▶ _INPUT RECORDS_

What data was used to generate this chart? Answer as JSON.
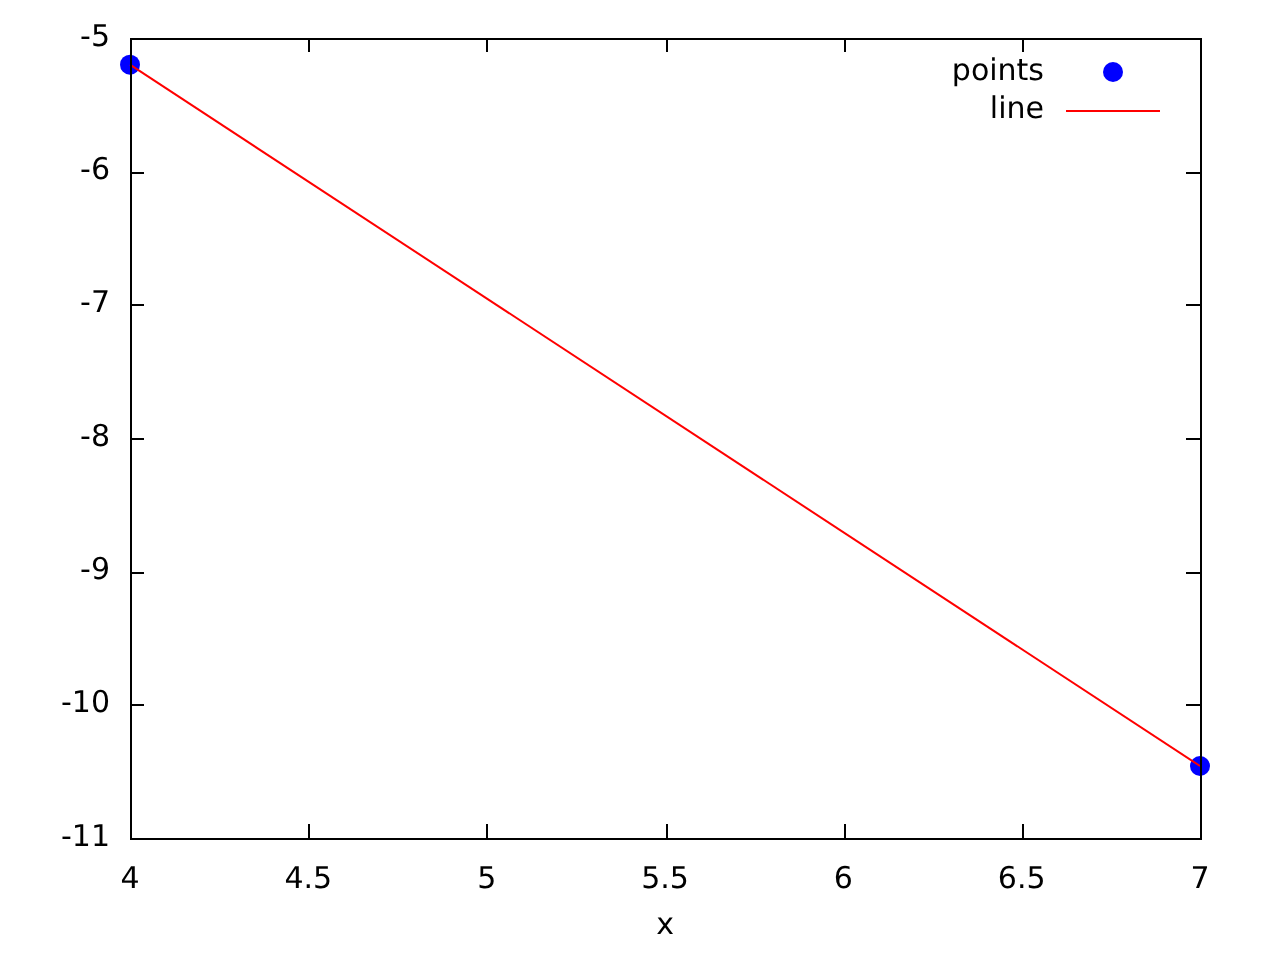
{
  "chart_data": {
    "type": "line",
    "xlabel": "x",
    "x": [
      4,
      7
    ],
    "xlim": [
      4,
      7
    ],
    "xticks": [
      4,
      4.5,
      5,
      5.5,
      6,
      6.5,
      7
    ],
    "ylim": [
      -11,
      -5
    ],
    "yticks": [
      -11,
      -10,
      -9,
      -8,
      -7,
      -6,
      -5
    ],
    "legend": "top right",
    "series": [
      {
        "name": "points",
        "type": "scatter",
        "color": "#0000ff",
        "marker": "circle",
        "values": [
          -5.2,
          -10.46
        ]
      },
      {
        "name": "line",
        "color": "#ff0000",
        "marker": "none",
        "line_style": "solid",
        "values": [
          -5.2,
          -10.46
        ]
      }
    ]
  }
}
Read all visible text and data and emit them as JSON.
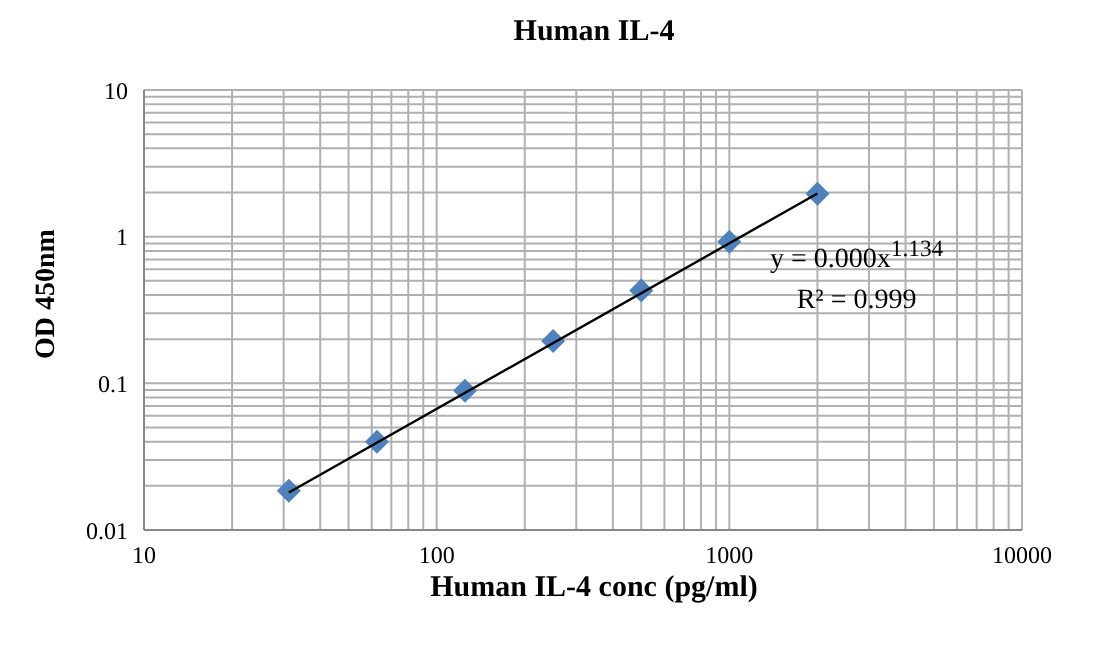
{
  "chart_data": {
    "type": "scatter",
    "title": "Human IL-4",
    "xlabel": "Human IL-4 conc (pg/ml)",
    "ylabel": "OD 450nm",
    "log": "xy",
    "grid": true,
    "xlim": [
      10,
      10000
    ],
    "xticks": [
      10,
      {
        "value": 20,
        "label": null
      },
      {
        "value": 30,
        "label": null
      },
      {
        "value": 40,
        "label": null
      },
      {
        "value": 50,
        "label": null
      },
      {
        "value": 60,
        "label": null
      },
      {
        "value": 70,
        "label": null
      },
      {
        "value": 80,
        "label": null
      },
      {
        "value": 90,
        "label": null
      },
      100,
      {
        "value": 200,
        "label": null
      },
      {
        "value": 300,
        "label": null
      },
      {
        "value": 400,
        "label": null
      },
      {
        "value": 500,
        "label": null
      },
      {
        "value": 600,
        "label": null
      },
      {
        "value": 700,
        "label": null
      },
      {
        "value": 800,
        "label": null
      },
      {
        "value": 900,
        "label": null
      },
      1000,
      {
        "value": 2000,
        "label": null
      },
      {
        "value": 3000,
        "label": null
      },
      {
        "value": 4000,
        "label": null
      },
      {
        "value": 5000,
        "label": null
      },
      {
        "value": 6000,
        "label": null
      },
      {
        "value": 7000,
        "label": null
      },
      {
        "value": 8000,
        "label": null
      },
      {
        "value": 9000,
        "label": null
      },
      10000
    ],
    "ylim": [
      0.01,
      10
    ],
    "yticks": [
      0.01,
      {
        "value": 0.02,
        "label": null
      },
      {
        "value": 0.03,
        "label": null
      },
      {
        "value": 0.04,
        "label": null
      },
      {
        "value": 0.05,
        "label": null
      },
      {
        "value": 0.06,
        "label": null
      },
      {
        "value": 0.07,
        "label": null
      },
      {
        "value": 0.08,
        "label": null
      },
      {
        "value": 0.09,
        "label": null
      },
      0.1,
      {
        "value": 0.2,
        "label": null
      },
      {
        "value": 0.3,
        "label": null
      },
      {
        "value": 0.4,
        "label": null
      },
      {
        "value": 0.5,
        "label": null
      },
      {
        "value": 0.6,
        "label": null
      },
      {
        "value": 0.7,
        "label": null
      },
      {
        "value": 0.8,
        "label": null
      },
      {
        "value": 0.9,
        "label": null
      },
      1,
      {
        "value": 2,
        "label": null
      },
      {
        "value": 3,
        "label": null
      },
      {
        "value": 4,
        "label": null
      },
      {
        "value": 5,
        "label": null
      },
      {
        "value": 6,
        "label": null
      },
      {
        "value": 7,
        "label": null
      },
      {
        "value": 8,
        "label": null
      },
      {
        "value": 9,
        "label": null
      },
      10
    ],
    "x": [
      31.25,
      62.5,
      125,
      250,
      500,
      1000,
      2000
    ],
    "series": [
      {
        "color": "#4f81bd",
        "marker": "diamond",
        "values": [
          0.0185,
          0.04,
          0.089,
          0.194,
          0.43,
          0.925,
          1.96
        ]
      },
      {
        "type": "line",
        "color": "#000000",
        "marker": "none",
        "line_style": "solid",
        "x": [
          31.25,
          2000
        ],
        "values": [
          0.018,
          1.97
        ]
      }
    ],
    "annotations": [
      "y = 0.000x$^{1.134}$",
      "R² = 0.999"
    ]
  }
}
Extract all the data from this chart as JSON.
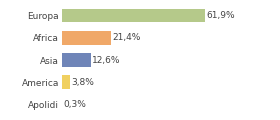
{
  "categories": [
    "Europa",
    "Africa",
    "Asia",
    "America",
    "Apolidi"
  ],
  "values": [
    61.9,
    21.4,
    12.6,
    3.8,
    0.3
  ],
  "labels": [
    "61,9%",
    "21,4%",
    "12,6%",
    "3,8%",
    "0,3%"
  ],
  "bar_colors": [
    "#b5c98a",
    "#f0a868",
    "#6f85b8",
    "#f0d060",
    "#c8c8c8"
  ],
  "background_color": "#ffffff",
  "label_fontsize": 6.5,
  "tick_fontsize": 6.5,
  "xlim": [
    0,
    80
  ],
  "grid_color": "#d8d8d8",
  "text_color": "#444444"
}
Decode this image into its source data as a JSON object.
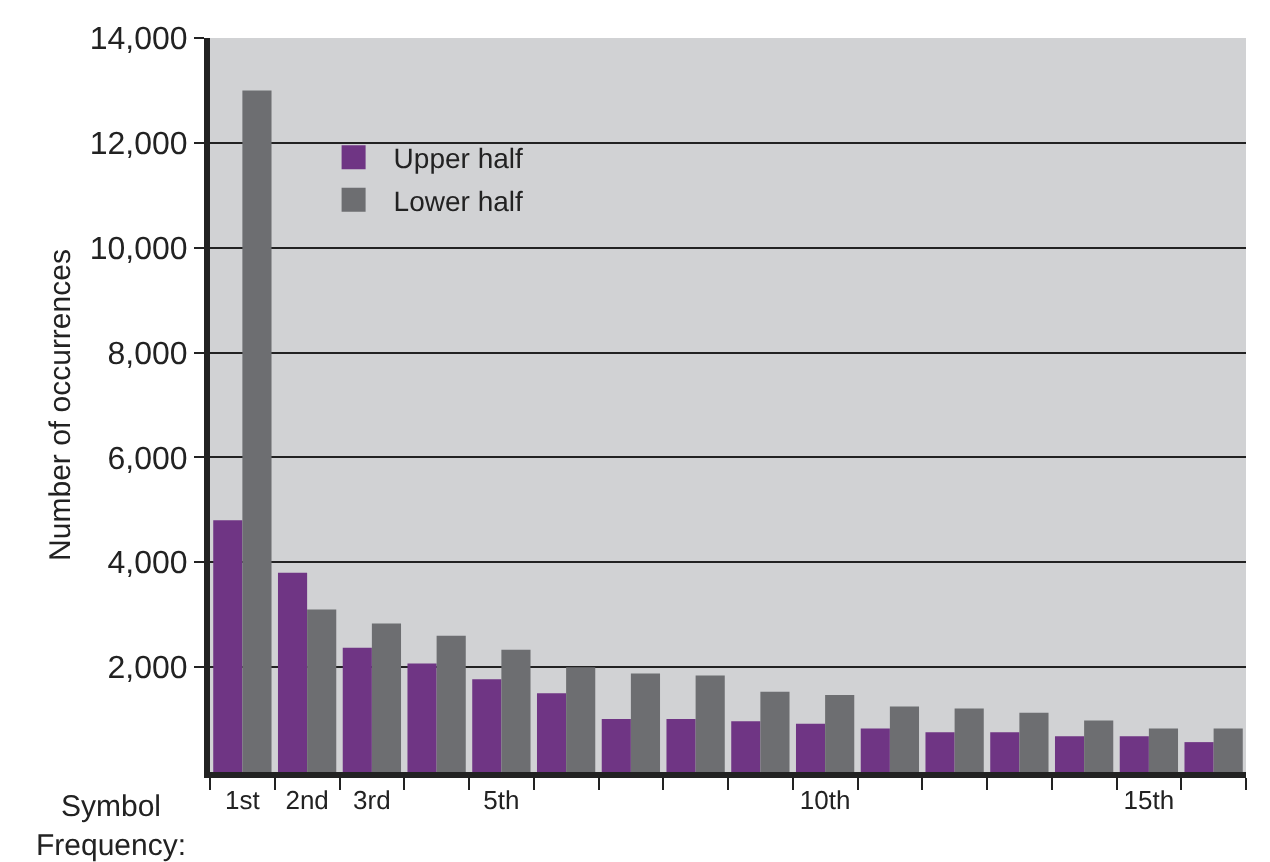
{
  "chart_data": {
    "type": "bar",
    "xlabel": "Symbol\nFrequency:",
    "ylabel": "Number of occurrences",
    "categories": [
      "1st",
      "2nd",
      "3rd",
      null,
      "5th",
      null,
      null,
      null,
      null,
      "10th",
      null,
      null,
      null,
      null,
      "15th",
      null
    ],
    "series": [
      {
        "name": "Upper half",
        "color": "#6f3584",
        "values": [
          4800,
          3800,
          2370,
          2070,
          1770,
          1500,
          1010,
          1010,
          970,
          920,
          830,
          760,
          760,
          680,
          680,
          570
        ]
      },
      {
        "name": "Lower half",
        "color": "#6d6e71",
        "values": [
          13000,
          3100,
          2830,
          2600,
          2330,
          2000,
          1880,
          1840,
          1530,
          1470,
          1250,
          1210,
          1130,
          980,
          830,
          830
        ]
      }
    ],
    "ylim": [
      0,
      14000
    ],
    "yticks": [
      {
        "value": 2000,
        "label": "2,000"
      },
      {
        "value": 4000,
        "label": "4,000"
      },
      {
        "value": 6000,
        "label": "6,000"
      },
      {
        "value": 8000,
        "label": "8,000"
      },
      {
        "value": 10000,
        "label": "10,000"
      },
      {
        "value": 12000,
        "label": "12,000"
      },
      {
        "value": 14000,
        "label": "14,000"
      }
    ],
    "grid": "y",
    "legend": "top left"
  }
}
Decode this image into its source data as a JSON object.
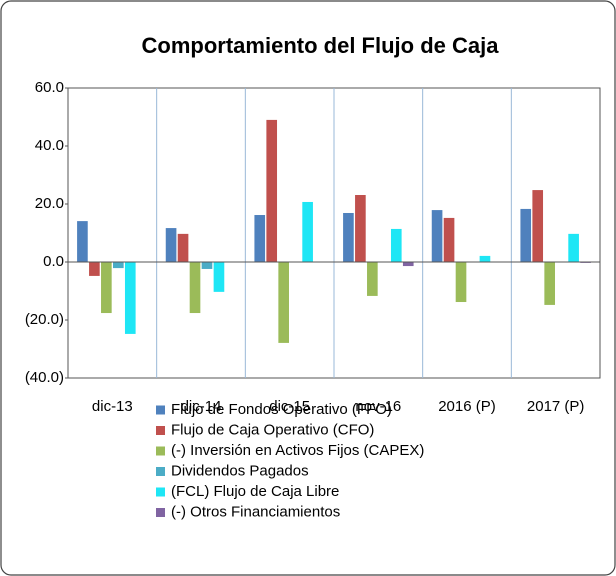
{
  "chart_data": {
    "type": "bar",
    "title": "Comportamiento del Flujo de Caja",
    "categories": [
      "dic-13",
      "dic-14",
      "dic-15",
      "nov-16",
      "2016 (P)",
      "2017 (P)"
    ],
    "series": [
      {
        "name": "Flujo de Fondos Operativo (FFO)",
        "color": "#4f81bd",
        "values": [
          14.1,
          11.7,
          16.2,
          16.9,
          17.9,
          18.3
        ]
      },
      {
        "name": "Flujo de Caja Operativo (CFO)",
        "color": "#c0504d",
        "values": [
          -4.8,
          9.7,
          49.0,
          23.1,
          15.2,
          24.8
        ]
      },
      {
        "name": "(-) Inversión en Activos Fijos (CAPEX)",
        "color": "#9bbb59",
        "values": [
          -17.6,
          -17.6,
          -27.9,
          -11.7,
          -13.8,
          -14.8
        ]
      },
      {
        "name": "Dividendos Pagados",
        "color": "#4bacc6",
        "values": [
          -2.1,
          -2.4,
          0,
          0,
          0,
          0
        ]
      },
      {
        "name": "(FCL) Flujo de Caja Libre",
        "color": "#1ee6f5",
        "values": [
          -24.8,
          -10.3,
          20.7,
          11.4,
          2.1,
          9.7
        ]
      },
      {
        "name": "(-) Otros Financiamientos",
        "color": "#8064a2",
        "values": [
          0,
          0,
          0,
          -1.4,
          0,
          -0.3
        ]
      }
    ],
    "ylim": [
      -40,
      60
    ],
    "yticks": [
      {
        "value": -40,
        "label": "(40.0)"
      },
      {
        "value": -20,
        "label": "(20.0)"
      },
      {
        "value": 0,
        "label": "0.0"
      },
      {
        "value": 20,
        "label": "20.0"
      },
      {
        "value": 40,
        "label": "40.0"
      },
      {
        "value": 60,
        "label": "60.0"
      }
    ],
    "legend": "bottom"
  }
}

▶ _REQUIRED WORK_
Wherever "Flujo" shows up in a line, copy that line.

▶ _THE SOLUTION_
    "title": "Comportamiento del Flujo de Caja",
        "name": "Flujo de Fondos Operativo (FFO)",
        "name": "Flujo de Caja Operativo (CFO)",
        "name": "(FCL) Flujo de Caja Libre",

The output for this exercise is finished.